WHAT YOU ARE ASKED TO DO – The data below needs to be returned exactly, line for line.

Entries taken from a collection:
- - -

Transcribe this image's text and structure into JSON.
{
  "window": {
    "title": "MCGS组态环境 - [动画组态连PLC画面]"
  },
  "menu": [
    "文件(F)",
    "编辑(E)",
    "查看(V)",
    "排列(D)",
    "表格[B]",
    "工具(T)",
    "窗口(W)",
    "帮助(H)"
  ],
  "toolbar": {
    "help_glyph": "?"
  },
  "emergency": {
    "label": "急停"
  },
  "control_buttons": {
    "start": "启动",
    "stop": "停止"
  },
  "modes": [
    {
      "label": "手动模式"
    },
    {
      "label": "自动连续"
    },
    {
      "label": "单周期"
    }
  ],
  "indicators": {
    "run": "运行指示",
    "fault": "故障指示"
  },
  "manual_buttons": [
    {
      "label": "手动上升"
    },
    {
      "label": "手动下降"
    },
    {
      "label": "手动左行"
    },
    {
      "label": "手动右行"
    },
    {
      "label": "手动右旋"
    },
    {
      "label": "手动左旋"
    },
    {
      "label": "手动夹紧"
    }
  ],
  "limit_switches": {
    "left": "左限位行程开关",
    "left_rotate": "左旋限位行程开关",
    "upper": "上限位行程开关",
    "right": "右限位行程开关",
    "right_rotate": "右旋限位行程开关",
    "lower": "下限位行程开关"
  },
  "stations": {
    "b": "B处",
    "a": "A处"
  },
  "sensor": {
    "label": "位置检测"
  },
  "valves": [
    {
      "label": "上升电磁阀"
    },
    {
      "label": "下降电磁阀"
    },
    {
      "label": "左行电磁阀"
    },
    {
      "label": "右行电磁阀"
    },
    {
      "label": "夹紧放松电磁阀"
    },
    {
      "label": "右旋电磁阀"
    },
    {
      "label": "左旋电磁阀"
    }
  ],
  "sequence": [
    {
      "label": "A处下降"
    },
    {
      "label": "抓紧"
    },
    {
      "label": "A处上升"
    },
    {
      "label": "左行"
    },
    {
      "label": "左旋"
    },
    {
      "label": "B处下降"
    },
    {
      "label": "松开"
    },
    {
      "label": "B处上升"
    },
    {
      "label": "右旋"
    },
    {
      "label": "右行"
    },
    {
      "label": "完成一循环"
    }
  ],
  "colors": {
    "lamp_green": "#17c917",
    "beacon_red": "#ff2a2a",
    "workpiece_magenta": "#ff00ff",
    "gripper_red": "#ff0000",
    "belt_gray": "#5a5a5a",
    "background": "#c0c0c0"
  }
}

- - -

ANSWER TO THIS TASK –
Transcribe this image's text and structure into JSON.
{
  "window": {
    "title": "MCGS组态环境 - [动画组态连PLC画面]"
  },
  "menu": [
    "文件(F)",
    "编辑(E)",
    "查看(V)",
    "排列(D)",
    "表格[B]",
    "工具(T)",
    "窗口(W)",
    "帮助(H)"
  ],
  "toolbar": {
    "help_glyph": "?"
  },
  "emergency": {
    "label": "急停"
  },
  "control_buttons": {
    "start": "启动",
    "stop": "停止"
  },
  "modes": [
    {
      "label": "手动模式"
    },
    {
      "label": "自动连续"
    },
    {
      "label": "单周期"
    }
  ],
  "indicators": {
    "run": "运行指示",
    "fault": "故障指示"
  },
  "manual_buttons": [
    {
      "label": "手动上升"
    },
    {
      "label": "手动下降"
    },
    {
      "label": "手动左行"
    },
    {
      "label": "手动右行"
    },
    {
      "label": "手动右旋"
    },
    {
      "label": "手动左旋"
    },
    {
      "label": "手动夹紧"
    }
  ],
  "limit_switches": {
    "left": "左限位行程开关",
    "left_rotate": "左旋限位行程开关",
    "upper": "上限位行程开关",
    "right": "右限位行程开关",
    "right_rotate": "右旋限位行程开关",
    "lower": "下限位行程开关"
  },
  "stations": {
    "b": "B处",
    "a": "A处"
  },
  "sensor": {
    "label": "位置检测"
  },
  "valves": [
    {
      "label": "上升电磁阀"
    },
    {
      "label": "下降电磁阀"
    },
    {
      "label": "左行电磁阀"
    },
    {
      "label": "右行电磁阀"
    },
    {
      "label": "夹紧放松电磁阀"
    },
    {
      "label": "右旋电磁阀"
    },
    {
      "label": "左旋电磁阀"
    }
  ],
  "sequence": [
    {
      "label": "A处下降"
    },
    {
      "label": "抓紧"
    },
    {
      "label": "A处上升"
    },
    {
      "label": "左行"
    },
    {
      "label": "左旋"
    },
    {
      "label": "B处下降"
    },
    {
      "label": "松开"
    },
    {
      "label": "B处上升"
    },
    {
      "label": "右旋"
    },
    {
      "label": "右行"
    },
    {
      "label": "完成一循环"
    }
  ],
  "colors": {
    "lamp_green": "#17c917",
    "beacon_red": "#ff2a2a",
    "workpiece_magenta": "#ff00ff",
    "gripper_red": "#ff0000",
    "belt_gray": "#5a5a5a",
    "background": "#c0c0c0"
  }
}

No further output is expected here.